(Data entries)
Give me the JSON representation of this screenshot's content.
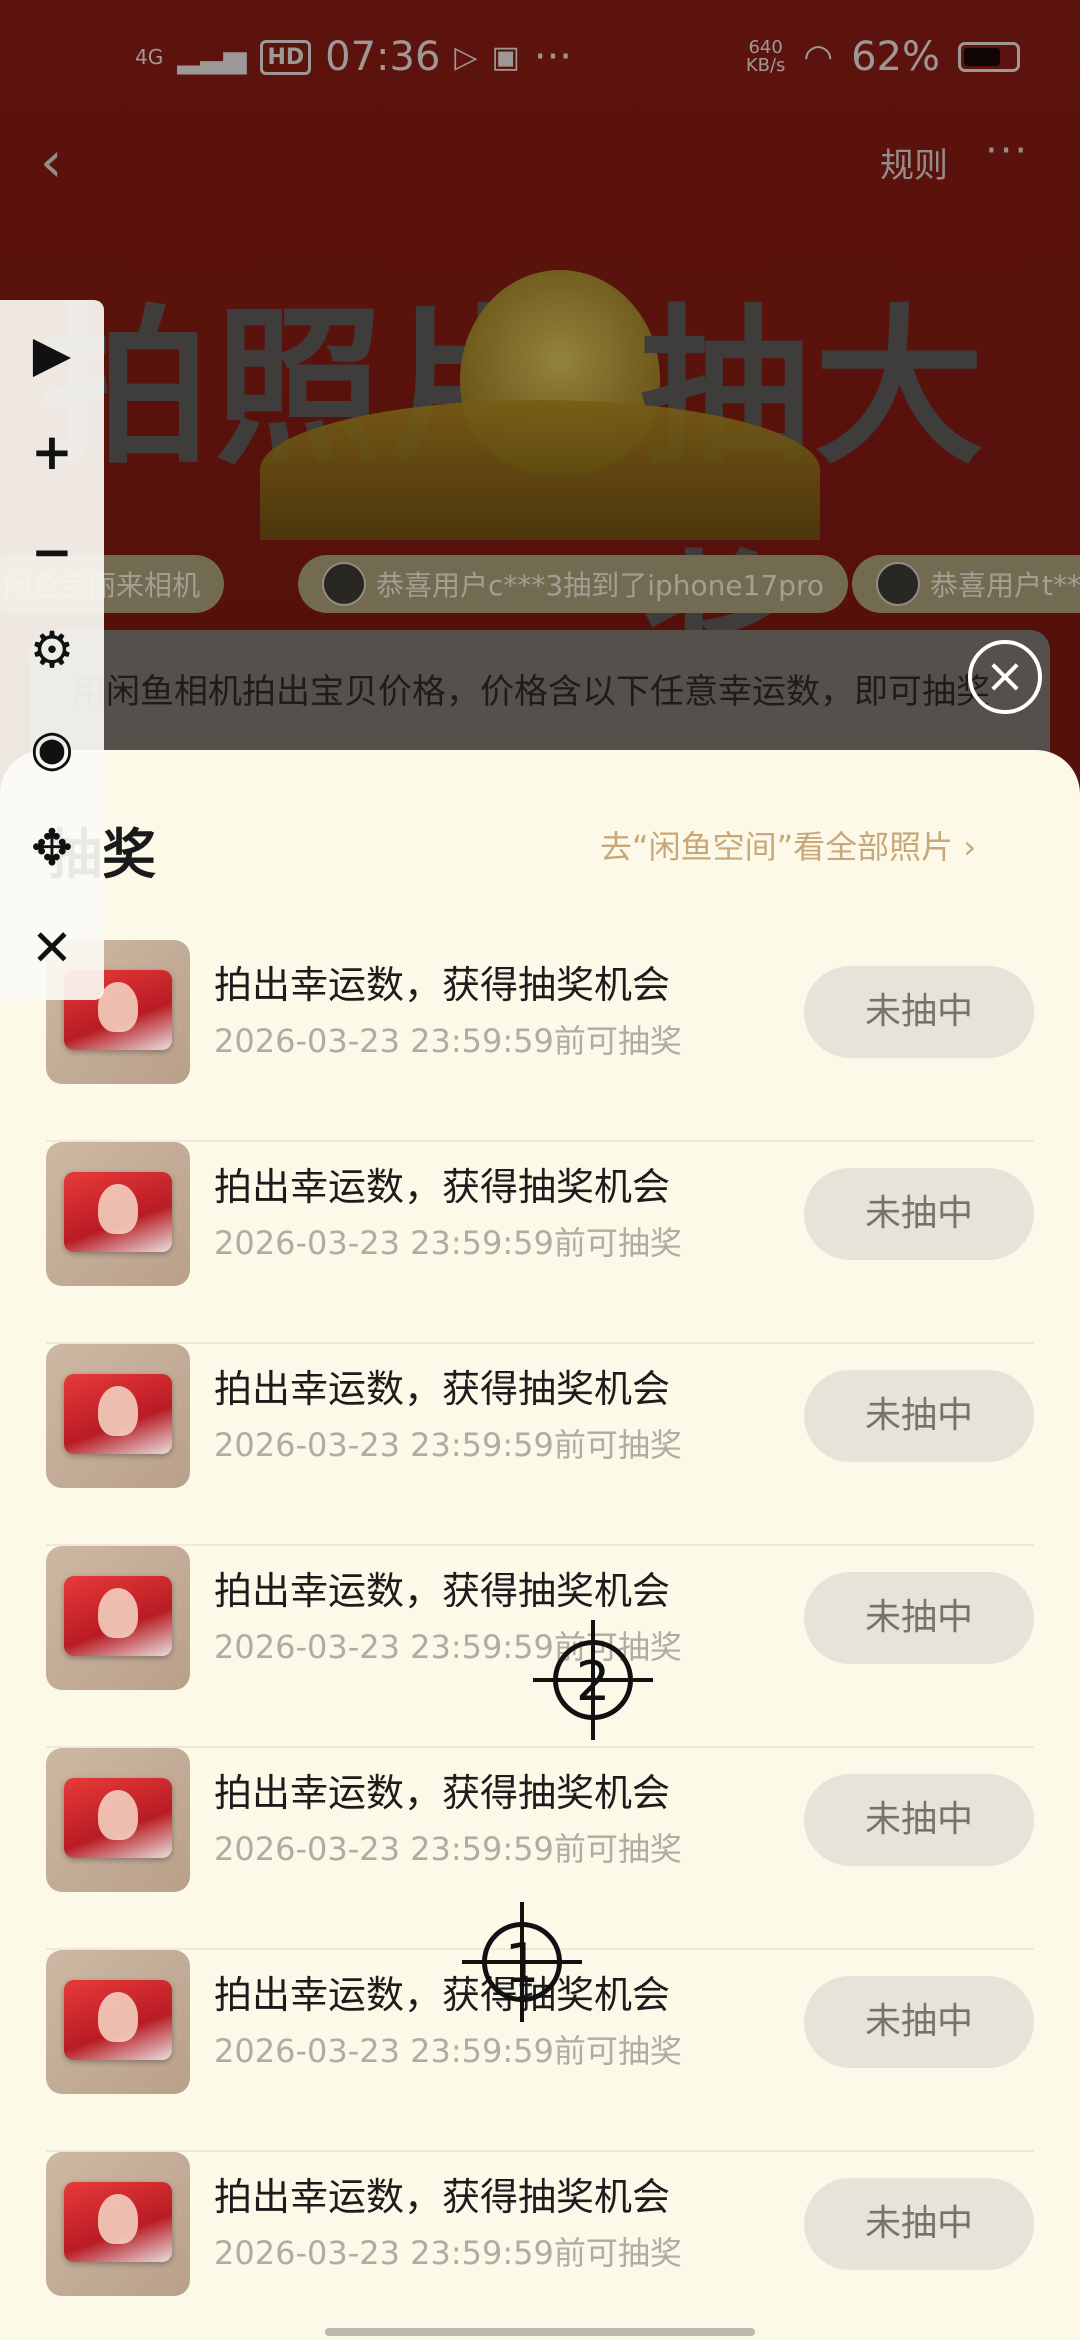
{
  "status": {
    "network": "4G",
    "hd": "HD",
    "time": "07:36",
    "more": "···",
    "speed_value": "640",
    "speed_unit": "KB/s",
    "battery": "62%"
  },
  "nav": {
    "back": "‹",
    "rules": "规则",
    "more": "···"
  },
  "hero": {
    "left": "拍照片",
    "right": "抽大奖"
  },
  "ticker": [
    "闲鱼宝丽来相机",
    "恭喜用户c***3抽到了iphone17pro",
    "恭喜用户t***"
  ],
  "info": {
    "text": "用闲鱼相机拍出宝贝价格，价格含以下任意幸运数，即可抽奖"
  },
  "sheet": {
    "title": "抽奖",
    "link": "去“闲鱼空间”看全部照片 ›"
  },
  "rows": [
    {
      "title": "拍出幸运数，获得抽奖机会",
      "date": "2026-03-23 23:59:59前可抽奖",
      "button": "未抽中"
    },
    {
      "title": "拍出幸运数，获得抽奖机会",
      "date": "2026-03-23 23:59:59前可抽奖",
      "button": "未抽中"
    },
    {
      "title": "拍出幸运数，获得抽奖机会",
      "date": "2026-03-23 23:59:59前可抽奖",
      "button": "未抽中"
    },
    {
      "title": "拍出幸运数，获得抽奖机会",
      "date": "2026-03-23 23:59:59前可抽奖",
      "button": "未抽中"
    },
    {
      "title": "拍出幸运数，获得抽奖机会",
      "date": "2026-03-23 23:59:59前可抽奖",
      "button": "未抽中"
    },
    {
      "title": "拍出幸运数，获得抽奖机会",
      "date": "2026-03-23 23:59:59前可抽奖",
      "button": "未抽中"
    },
    {
      "title": "拍出幸运数，获得抽奖机会",
      "date": "2026-03-23 23:59:59前可抽奖",
      "button": "未抽中"
    }
  ],
  "toolbar": {
    "icons": [
      "play-icon",
      "plus-icon",
      "minus-icon",
      "gear-icon",
      "eye-off-icon",
      "move-icon",
      "close-icon"
    ],
    "play": "▶",
    "plus": "+",
    "minus": "−",
    "gear": "⚙",
    "eye_off": "◉",
    "move": "✥",
    "close": "✕"
  },
  "markers": {
    "first": "1",
    "second": "2"
  },
  "close_symbol": "×",
  "colors": {
    "sheet_bg": "#fcf9e9",
    "link": "#c8a878",
    "button_bg": "#e6e3d8",
    "button_text": "#77736c",
    "header_red": "#8a1c14"
  }
}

### Goal
Reproduce the listing word for word and omit its pictures.

### Exercise solution
Give me the JSON representation of this screenshot's content.
{
  "status": {
    "network": "4G",
    "hd": "HD",
    "time": "07:36",
    "more": "···",
    "speed_value": "640",
    "speed_unit": "KB/s",
    "battery": "62%"
  },
  "nav": {
    "back": "‹",
    "rules": "规则",
    "more": "···"
  },
  "hero": {
    "left": "拍照片",
    "right": "抽大奖"
  },
  "ticker": [
    "闲鱼宝丽来相机",
    "恭喜用户c***3抽到了iphone17pro",
    "恭喜用户t***"
  ],
  "info": {
    "text": "用闲鱼相机拍出宝贝价格，价格含以下任意幸运数，即可抽奖"
  },
  "sheet": {
    "title": "抽奖",
    "link": "去“闲鱼空间”看全部照片 ›"
  },
  "rows": [
    {
      "title": "拍出幸运数，获得抽奖机会",
      "date": "2026-03-23 23:59:59前可抽奖",
      "button": "未抽中"
    },
    {
      "title": "拍出幸运数，获得抽奖机会",
      "date": "2026-03-23 23:59:59前可抽奖",
      "button": "未抽中"
    },
    {
      "title": "拍出幸运数，获得抽奖机会",
      "date": "2026-03-23 23:59:59前可抽奖",
      "button": "未抽中"
    },
    {
      "title": "拍出幸运数，获得抽奖机会",
      "date": "2026-03-23 23:59:59前可抽奖",
      "button": "未抽中"
    },
    {
      "title": "拍出幸运数，获得抽奖机会",
      "date": "2026-03-23 23:59:59前可抽奖",
      "button": "未抽中"
    },
    {
      "title": "拍出幸运数，获得抽奖机会",
      "date": "2026-03-23 23:59:59前可抽奖",
      "button": "未抽中"
    },
    {
      "title": "拍出幸运数，获得抽奖机会",
      "date": "2026-03-23 23:59:59前可抽奖",
      "button": "未抽中"
    }
  ],
  "toolbar": {
    "icons": [
      "play-icon",
      "plus-icon",
      "minus-icon",
      "gear-icon",
      "eye-off-icon",
      "move-icon",
      "close-icon"
    ],
    "play": "▶",
    "plus": "+",
    "minus": "−",
    "gear": "⚙",
    "eye_off": "◉",
    "move": "✥",
    "close": "✕"
  },
  "markers": {
    "first": "1",
    "second": "2"
  },
  "close_symbol": "×",
  "colors": {
    "sheet_bg": "#fcf9e9",
    "link": "#c8a878",
    "button_bg": "#e6e3d8",
    "button_text": "#77736c",
    "header_red": "#8a1c14"
  }
}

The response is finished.